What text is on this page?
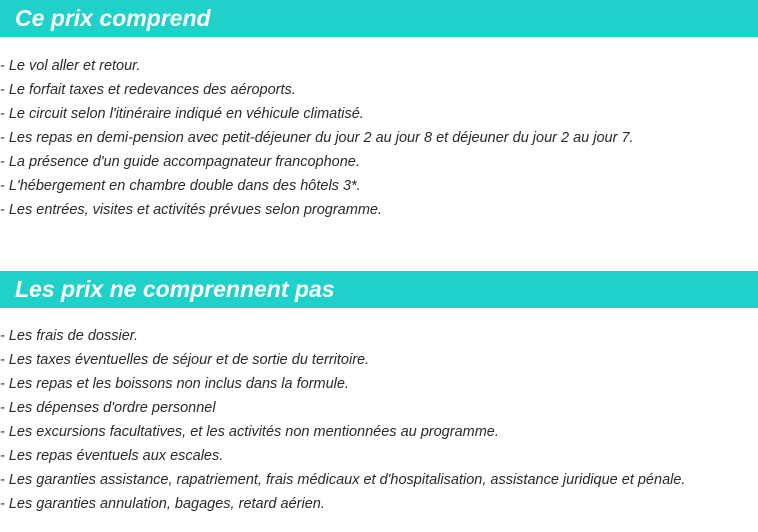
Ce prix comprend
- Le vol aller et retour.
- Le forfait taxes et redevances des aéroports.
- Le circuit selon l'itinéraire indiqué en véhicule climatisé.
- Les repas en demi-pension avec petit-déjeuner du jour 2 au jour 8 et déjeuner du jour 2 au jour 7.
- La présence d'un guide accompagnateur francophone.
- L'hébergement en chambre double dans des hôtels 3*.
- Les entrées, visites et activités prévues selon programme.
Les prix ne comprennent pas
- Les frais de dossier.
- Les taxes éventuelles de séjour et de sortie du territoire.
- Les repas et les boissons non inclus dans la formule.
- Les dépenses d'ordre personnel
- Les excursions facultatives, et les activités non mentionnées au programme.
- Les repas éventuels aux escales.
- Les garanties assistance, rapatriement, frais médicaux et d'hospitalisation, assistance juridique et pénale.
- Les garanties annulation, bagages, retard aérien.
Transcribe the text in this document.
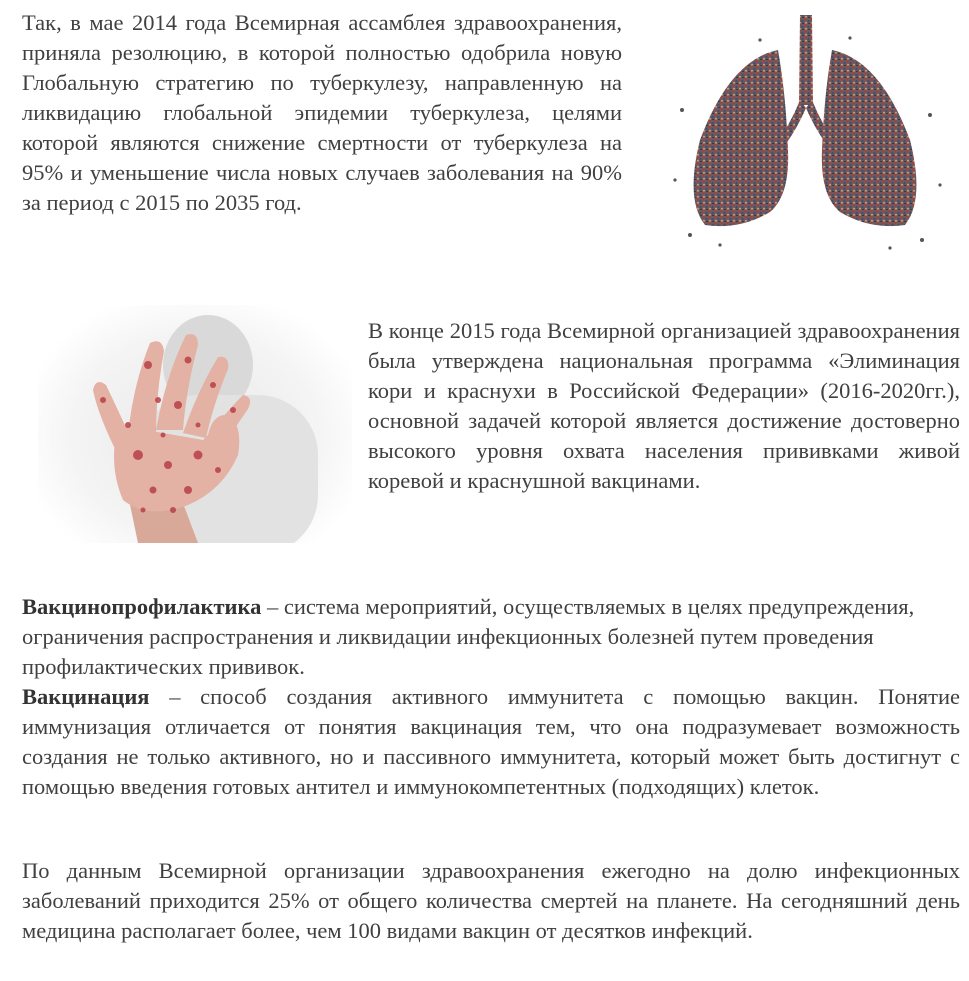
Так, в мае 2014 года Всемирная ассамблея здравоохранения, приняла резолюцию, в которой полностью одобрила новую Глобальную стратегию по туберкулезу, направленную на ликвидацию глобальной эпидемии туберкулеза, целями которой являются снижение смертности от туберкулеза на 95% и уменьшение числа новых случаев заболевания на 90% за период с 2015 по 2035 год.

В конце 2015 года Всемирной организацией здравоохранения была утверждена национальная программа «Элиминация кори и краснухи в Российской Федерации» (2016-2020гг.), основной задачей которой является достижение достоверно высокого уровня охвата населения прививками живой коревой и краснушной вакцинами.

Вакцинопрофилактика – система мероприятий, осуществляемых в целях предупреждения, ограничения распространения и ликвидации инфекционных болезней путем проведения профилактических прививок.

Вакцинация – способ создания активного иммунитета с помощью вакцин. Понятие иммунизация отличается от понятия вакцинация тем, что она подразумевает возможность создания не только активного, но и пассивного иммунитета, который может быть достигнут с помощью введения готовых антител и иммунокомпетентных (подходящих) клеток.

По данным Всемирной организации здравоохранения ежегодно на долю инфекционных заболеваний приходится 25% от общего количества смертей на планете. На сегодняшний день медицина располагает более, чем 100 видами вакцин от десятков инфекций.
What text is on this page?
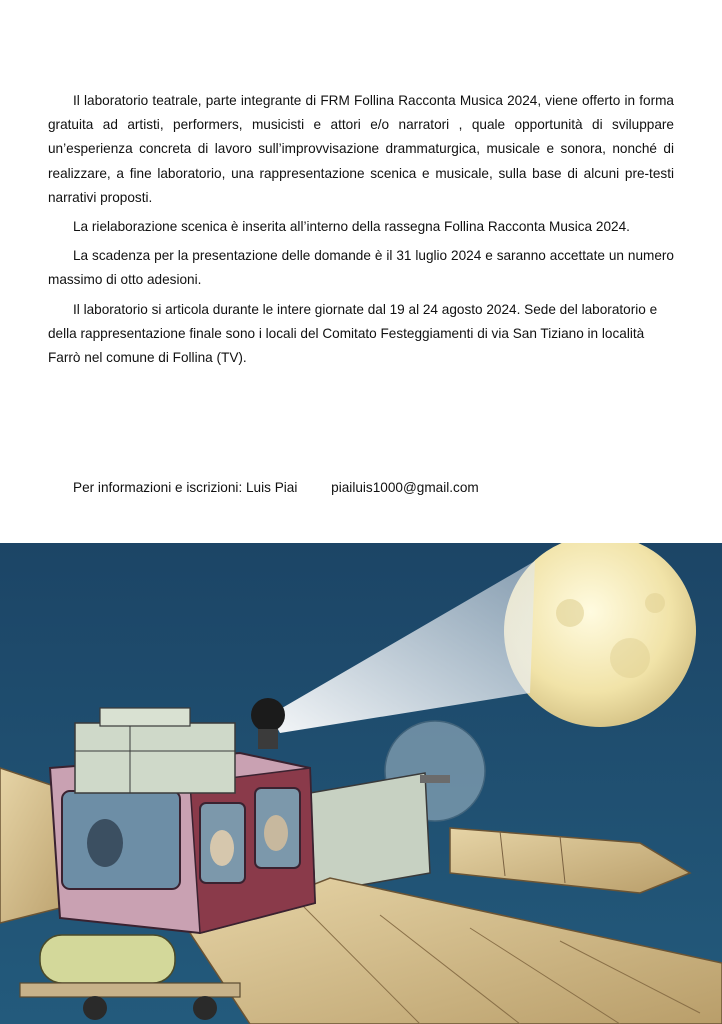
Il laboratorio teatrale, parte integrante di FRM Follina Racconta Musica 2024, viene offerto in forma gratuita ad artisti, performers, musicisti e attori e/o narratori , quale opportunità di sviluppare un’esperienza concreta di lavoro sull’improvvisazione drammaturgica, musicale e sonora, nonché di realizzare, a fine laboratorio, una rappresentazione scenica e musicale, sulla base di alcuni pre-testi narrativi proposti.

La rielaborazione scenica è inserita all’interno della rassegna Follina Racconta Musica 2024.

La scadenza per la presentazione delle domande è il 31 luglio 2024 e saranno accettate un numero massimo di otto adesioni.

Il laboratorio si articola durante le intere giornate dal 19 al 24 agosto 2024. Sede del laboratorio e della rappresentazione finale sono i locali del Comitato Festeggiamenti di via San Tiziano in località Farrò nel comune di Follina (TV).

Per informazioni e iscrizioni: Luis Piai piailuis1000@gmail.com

_ _ _

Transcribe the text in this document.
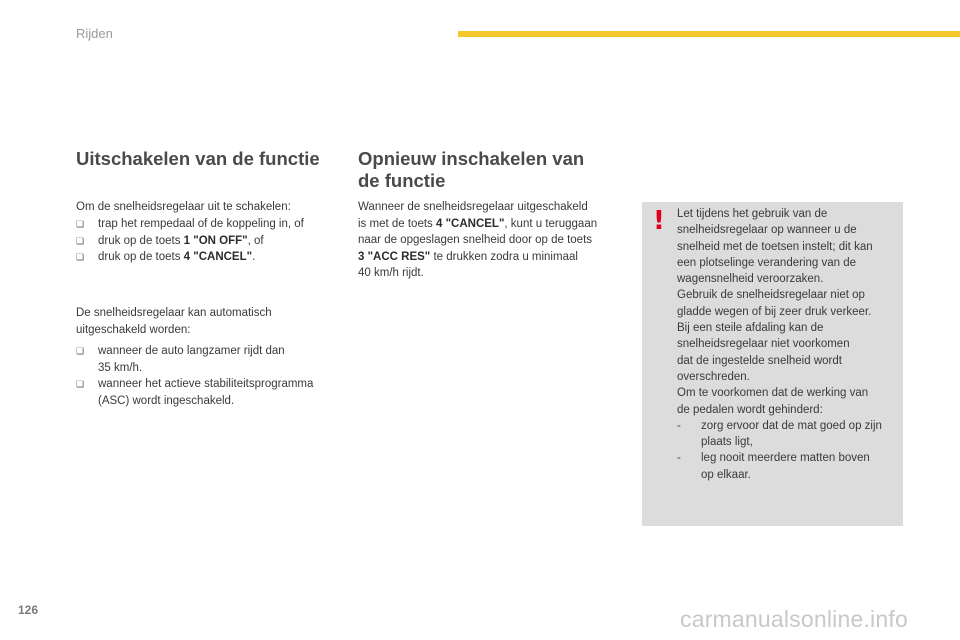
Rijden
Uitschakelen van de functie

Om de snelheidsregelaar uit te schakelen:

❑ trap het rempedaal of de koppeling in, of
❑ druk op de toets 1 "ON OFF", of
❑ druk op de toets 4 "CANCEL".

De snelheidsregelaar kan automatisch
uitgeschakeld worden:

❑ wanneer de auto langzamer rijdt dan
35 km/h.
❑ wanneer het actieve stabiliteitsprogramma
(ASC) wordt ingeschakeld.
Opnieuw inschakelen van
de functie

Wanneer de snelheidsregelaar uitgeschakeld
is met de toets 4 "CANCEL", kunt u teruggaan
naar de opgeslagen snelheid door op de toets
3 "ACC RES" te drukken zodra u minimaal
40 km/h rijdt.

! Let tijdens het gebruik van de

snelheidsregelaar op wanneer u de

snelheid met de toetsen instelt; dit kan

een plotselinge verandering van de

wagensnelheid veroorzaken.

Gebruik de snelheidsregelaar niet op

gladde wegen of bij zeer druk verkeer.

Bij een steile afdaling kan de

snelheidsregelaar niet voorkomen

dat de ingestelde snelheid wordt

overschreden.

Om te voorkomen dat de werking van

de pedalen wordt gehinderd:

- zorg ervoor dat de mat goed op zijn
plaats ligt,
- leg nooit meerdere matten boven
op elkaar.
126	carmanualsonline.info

_ _ _

- **PROMPT**
Write out every line from the entries where "Всемирной" appears.

- **EXERCISE ANSWER**
В конце 2015 года Всемирной организацией здравоохранения была утверждена национальная программа «Элиминация кори и краснухи в Российской Федерации» (2016-2020гг.), основной задачей которой является достижение достоверно высокого уровня охвата населения прививками живой коревой и краснушной вакцинами.
По данным Всемирной организации здравоохранения ежегодно на долю инфекционных заболеваний приходится 25% от общего количества смертей на планете. На сегодняшний день медицина располагает более, чем 100 видами вакцин от десятков инфекций.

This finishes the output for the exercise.